Given problem
Identify the lines that include the word "churches", then copy all of them.

Information shown
---

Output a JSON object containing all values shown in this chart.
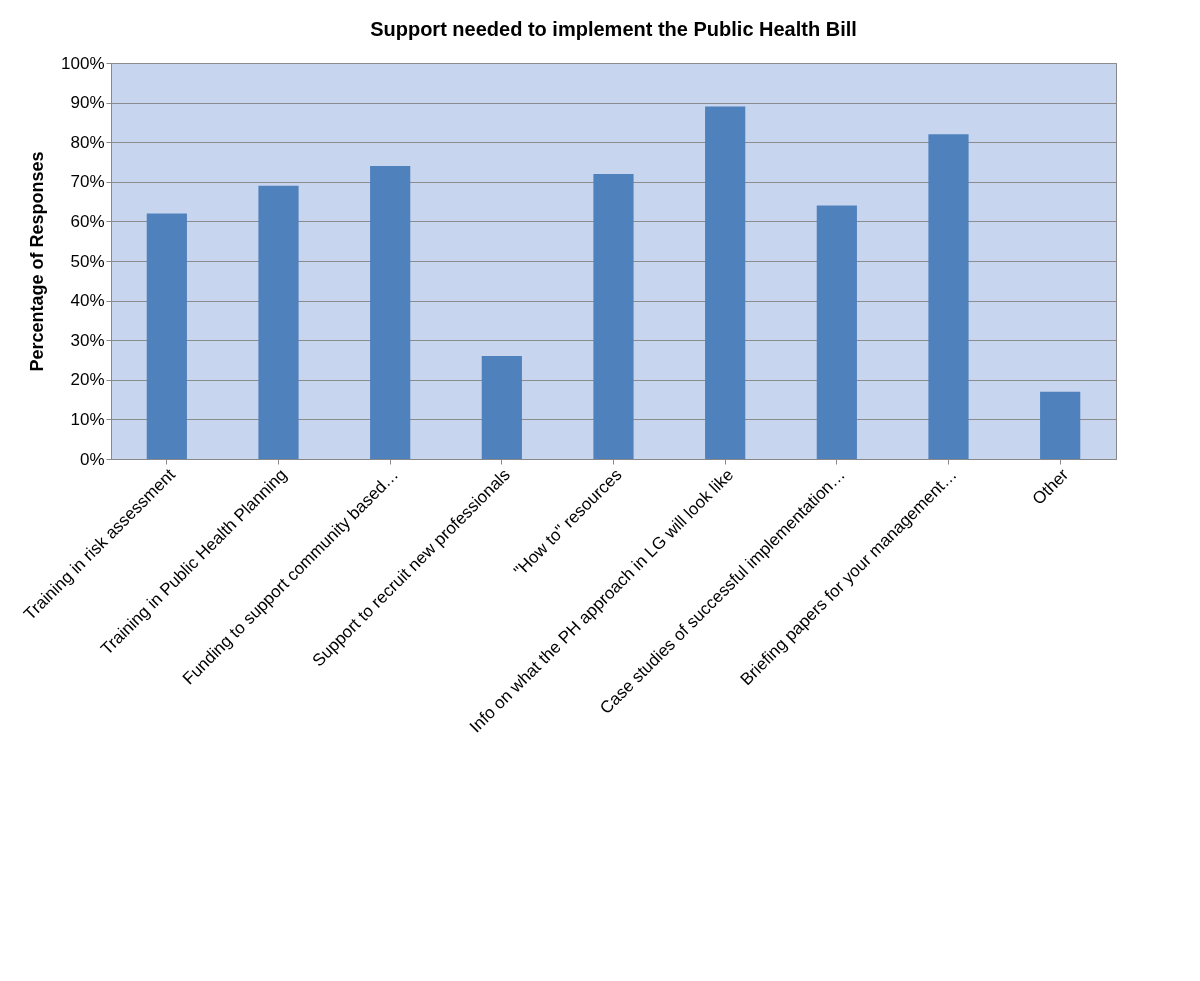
{
  "chart_data": {
    "type": "bar",
    "title": "Support needed to implement the Public Health Bill",
    "ylabel": "Percentage of Responses",
    "categories": [
      "Training in risk assessment",
      "Training in Public Health Planning",
      "Funding to support community based…",
      "Support to recruit new professionals",
      "\"How to\" resources",
      "Info on what the PH approach in LG will look like",
      "Case studies of successful implementation…",
      "Briefing papers for your management…",
      "Other"
    ],
    "values": [
      62,
      69,
      74,
      26,
      72,
      89,
      64,
      82,
      17
    ],
    "color": "#4f81bd",
    "ylim": [
      0,
      100
    ],
    "yticks": [
      {
        "value": 0,
        "label": "0%"
      },
      {
        "value": 10,
        "label": "10%"
      },
      {
        "value": 20,
        "label": "20%"
      },
      {
        "value": 30,
        "label": "30%"
      },
      {
        "value": 40,
        "label": "40%"
      },
      {
        "value": 50,
        "label": "50%"
      },
      {
        "value": 60,
        "label": "60%"
      },
      {
        "value": 70,
        "label": "70%"
      },
      {
        "value": 80,
        "label": "80%"
      },
      {
        "value": 90,
        "label": "90%"
      },
      {
        "value": 100,
        "label": "100%"
      }
    ],
    "grid": true
  }
}
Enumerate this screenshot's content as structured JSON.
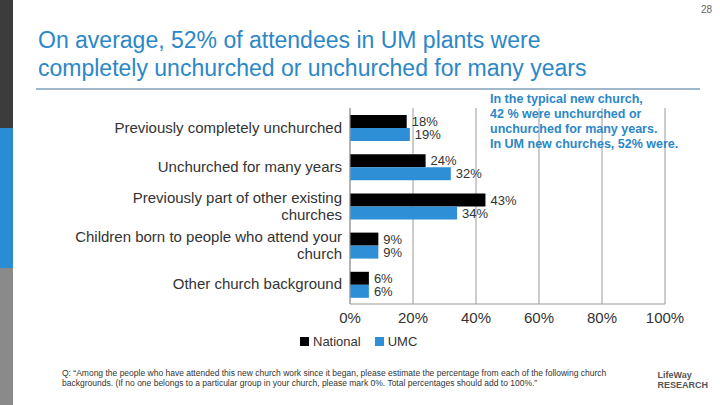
{
  "page_number": "28",
  "logo": [
    "LifeWay",
    "RESEARCH"
  ],
  "chart_data": {
    "type": "bar",
    "orientation": "horizontal",
    "title": [
      "On average, 52% of attendees in UM plants were",
      "completely unchurched or unchurched for many years"
    ],
    "annotation": [
      "In the typical new church,",
      "42 % were unchurched or",
      "unchurched for many years.",
      "In UM new churches, 52% were."
    ],
    "categories": [
      "Previously completely unchurched",
      "Unchurched for many years",
      "Previously part of other existing churches",
      "Children born to people who attend your church",
      "Other church background"
    ],
    "series": [
      {
        "name": "National",
        "color": "#000000",
        "values": [
          18,
          24,
          43,
          9,
          6
        ],
        "value_labels": [
          "18%",
          "24%",
          "43%",
          "9%",
          "6%"
        ]
      },
      {
        "name": "UMC",
        "color": "#2e8fd6",
        "values": [
          19,
          32,
          34,
          9,
          6
        ],
        "value_labels": [
          "19%",
          "32%",
          "34%",
          "9%",
          "6%"
        ]
      }
    ],
    "xlim": [
      0,
      100
    ],
    "xticks": [
      {
        "value": 0,
        "label": "0%"
      },
      {
        "value": 20,
        "label": "20%"
      },
      {
        "value": 40,
        "label": "40%"
      },
      {
        "value": 60,
        "label": "60%"
      },
      {
        "value": 80,
        "label": "80%"
      },
      {
        "value": 100,
        "label": "100%"
      }
    ],
    "grid": true,
    "data_labels": true,
    "legend": "bottom",
    "footnote": "Q: “Among the people who have attended this new church work since it began, please estimate the percentage from each of the following church backgrounds. (If no one belongs to a particular group in your church, please mark 0%. Total percentages should add to 100%.”"
  }
}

---

Task answer
      "In UM new churches, 52% were."
      "Previously part of other existing churches",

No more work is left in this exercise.